- **About this task**
Keep every line of the data below that has the string "backbone" and present those lines.

- **Record extracts**
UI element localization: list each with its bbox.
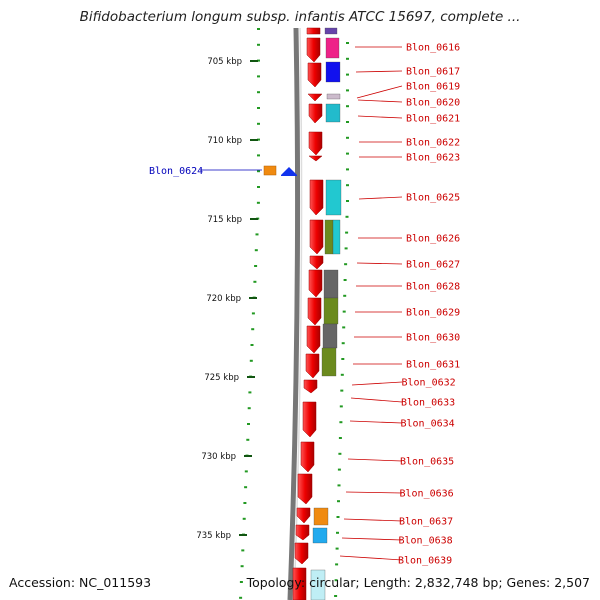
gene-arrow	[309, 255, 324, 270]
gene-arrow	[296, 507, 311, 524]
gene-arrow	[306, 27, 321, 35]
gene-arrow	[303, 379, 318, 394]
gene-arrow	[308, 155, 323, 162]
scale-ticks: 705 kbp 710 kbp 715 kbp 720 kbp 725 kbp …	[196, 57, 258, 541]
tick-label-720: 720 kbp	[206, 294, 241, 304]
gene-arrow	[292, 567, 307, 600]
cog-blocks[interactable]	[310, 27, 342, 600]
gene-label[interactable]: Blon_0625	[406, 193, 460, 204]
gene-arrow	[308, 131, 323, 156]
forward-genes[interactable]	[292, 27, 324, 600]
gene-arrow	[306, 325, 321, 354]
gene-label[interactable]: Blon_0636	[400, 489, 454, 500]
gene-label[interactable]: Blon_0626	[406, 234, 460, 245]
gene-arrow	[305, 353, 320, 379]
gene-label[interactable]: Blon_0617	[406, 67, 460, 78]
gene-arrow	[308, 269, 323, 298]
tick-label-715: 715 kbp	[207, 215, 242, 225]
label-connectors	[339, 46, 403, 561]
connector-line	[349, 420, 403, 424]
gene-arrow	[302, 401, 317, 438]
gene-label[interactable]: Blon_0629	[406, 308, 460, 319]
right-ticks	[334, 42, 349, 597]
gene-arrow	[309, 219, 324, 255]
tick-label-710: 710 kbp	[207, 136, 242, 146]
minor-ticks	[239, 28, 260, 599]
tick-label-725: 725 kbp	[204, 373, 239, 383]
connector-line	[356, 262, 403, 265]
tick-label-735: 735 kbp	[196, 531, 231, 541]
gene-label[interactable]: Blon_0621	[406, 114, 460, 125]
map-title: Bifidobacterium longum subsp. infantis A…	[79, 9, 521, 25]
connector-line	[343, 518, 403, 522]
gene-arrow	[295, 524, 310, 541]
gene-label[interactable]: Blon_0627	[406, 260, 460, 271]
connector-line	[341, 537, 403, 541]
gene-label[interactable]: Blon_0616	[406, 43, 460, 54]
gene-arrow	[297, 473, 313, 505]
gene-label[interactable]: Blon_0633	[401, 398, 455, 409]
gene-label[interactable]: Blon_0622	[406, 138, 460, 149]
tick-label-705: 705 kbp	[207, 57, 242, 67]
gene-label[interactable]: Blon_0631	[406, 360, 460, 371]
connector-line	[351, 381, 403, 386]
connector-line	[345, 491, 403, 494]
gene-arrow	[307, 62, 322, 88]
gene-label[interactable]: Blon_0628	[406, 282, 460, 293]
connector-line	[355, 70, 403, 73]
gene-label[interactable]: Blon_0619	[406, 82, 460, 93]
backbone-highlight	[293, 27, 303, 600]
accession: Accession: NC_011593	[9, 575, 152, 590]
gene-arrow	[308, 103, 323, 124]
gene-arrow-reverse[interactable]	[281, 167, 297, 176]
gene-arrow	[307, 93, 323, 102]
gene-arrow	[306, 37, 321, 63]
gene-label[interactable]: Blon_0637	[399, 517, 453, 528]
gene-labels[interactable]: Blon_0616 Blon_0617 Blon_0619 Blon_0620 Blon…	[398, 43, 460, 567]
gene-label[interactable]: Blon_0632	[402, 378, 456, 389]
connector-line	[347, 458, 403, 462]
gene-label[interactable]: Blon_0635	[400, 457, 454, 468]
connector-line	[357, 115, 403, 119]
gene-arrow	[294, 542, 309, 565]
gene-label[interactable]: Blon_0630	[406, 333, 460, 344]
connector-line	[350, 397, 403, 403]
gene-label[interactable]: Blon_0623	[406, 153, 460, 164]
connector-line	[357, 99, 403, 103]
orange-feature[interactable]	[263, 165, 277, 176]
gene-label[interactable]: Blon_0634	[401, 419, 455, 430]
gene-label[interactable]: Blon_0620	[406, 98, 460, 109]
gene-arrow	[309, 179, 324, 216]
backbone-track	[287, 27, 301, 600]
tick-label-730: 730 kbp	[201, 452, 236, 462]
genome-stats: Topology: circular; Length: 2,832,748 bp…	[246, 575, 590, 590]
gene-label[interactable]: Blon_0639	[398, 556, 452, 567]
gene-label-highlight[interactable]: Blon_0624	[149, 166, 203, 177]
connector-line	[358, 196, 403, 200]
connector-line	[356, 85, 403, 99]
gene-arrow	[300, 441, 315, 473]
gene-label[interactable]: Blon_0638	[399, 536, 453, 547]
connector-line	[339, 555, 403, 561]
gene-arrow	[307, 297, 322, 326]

- **Exercise result**
backbone-highlight	[293, 27, 303, 600]
backbone-track	[287, 27, 301, 600]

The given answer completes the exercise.